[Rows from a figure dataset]
::::::::::

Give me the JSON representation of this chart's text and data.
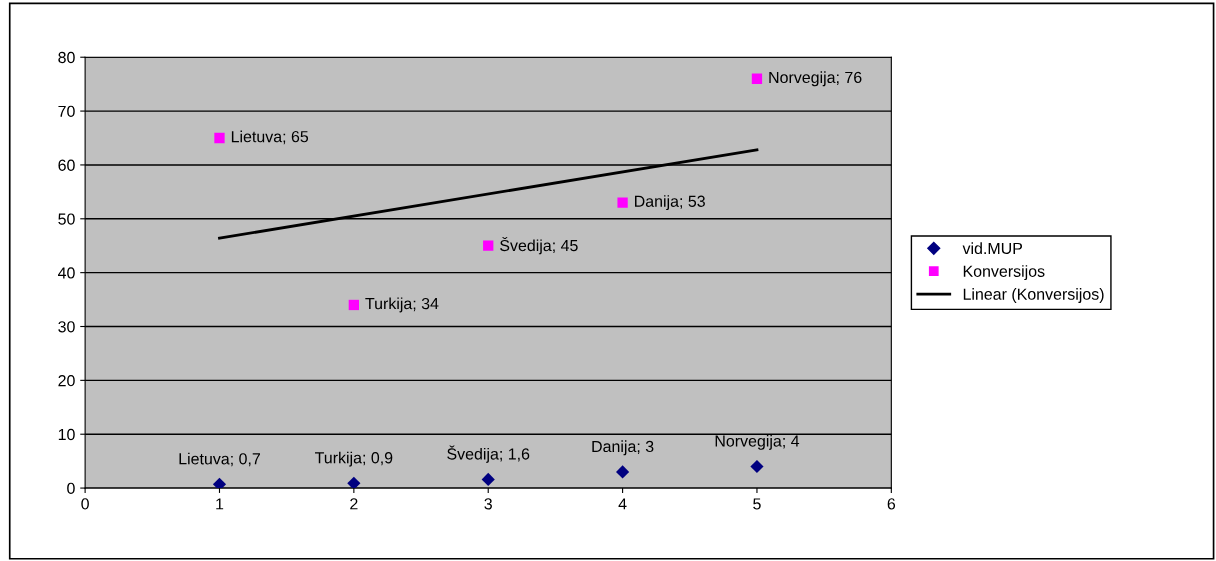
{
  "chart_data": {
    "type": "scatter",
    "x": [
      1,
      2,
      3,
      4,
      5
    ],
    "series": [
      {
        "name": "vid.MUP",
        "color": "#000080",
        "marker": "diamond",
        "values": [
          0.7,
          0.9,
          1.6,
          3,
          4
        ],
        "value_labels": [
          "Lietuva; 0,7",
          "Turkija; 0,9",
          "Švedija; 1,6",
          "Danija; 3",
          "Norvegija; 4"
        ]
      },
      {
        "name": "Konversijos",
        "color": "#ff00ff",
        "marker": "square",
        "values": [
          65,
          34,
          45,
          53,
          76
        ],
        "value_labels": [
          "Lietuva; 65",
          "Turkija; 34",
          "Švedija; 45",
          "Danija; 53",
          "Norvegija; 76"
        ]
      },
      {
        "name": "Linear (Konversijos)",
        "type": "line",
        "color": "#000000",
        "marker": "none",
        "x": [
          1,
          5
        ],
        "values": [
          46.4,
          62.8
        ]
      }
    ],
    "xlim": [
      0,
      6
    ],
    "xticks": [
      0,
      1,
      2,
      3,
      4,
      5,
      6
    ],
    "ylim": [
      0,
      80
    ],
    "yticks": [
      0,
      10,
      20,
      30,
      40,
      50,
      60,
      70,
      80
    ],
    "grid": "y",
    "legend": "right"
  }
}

::::::::::

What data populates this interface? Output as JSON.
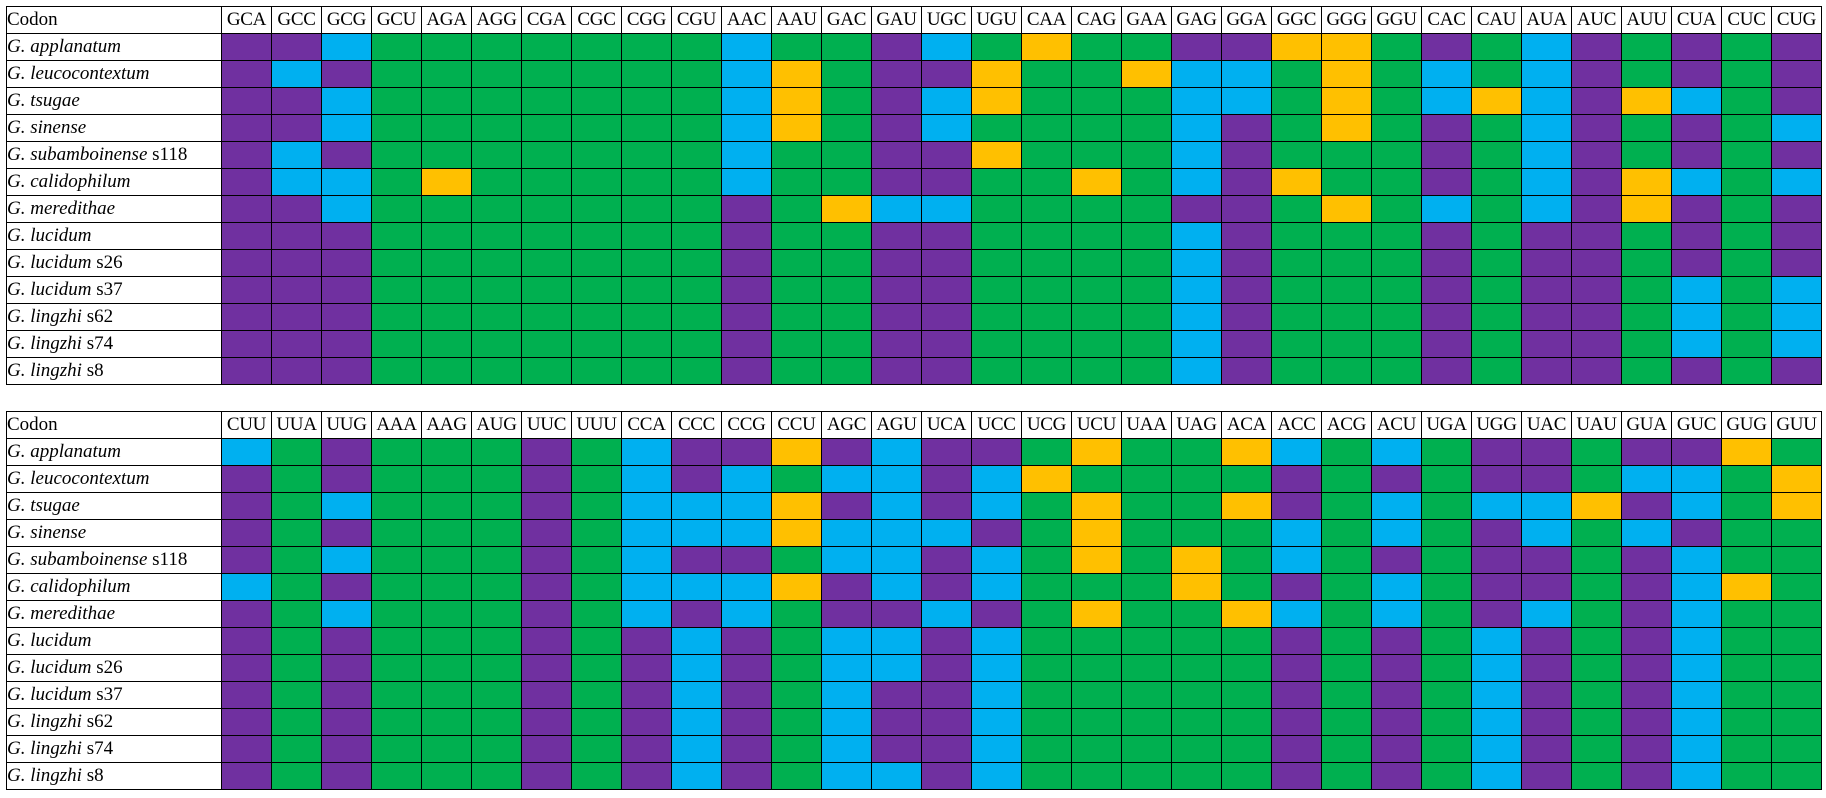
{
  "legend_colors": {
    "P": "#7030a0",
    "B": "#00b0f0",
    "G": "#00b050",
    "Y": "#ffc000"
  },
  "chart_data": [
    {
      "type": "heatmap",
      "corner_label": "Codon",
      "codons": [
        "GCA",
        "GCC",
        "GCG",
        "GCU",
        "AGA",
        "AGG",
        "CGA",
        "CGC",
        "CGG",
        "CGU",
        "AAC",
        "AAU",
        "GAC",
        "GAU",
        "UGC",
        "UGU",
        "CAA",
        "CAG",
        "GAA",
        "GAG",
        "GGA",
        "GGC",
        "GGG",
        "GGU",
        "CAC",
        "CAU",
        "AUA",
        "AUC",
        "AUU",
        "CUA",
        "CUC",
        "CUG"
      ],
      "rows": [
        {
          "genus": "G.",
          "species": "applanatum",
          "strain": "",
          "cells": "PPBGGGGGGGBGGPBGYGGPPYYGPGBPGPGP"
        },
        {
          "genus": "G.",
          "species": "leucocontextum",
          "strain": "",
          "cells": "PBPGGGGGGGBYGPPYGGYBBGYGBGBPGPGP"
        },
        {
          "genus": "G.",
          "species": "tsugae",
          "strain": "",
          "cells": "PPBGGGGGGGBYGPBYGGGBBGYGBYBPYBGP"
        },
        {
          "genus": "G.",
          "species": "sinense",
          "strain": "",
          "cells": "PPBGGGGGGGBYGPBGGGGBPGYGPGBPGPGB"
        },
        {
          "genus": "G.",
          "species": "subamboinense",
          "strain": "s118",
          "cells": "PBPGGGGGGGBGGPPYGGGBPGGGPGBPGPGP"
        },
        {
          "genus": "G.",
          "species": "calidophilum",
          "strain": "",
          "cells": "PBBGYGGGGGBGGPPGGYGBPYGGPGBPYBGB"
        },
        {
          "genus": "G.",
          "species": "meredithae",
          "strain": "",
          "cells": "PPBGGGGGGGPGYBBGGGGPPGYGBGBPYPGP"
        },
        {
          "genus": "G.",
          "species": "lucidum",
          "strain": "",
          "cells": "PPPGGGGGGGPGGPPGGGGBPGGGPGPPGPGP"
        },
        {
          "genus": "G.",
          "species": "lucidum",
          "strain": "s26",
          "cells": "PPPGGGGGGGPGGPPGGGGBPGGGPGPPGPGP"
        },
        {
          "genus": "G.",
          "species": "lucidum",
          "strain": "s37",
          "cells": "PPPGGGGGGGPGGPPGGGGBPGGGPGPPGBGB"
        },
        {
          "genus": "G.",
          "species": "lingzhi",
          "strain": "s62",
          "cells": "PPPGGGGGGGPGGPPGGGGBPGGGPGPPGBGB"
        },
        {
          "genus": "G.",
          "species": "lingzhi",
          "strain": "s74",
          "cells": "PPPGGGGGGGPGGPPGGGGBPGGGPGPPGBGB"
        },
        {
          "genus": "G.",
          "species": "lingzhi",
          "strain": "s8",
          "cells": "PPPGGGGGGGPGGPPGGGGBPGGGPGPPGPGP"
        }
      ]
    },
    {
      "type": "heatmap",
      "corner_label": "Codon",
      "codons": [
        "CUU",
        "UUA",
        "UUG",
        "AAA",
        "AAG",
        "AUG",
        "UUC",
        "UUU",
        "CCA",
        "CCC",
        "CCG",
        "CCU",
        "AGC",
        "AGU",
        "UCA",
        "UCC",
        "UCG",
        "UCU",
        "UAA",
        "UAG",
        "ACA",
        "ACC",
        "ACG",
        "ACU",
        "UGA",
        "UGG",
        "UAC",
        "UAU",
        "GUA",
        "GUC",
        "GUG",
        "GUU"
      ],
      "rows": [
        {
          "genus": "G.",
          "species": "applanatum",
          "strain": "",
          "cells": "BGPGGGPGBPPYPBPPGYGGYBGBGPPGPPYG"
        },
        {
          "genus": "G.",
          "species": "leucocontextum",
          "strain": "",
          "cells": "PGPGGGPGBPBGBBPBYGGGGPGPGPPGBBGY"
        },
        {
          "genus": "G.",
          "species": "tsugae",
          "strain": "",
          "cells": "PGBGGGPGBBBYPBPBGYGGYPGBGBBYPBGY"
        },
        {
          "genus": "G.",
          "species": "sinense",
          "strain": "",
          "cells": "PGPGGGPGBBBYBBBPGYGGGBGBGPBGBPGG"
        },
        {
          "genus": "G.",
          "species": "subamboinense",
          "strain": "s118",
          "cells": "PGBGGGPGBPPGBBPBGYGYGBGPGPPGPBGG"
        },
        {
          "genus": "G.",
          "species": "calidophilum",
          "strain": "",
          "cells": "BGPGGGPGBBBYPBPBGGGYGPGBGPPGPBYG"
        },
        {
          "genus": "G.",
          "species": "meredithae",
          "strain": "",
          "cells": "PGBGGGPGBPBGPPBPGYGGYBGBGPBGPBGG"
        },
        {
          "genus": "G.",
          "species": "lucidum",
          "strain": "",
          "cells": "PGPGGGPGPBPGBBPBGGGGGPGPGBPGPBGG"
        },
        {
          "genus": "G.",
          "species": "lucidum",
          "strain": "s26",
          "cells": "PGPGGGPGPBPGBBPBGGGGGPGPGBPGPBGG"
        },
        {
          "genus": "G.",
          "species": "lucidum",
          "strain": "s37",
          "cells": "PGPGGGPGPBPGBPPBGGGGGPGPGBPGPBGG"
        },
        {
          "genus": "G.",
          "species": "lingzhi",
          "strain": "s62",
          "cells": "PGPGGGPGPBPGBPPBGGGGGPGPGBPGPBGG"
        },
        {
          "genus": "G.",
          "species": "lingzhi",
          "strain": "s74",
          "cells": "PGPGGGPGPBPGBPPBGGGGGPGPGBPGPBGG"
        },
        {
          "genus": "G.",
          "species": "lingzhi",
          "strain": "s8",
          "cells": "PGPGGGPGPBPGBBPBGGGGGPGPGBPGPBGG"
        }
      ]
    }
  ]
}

::::::::::

[WORK TO COMPLETE] Find every line above that contains the word "type", and return each one.

[EXERCISE OUTPUT]
    "type": "scatter",
        "type": "line",
      "type": "heatmap",
      "type": "heatmap",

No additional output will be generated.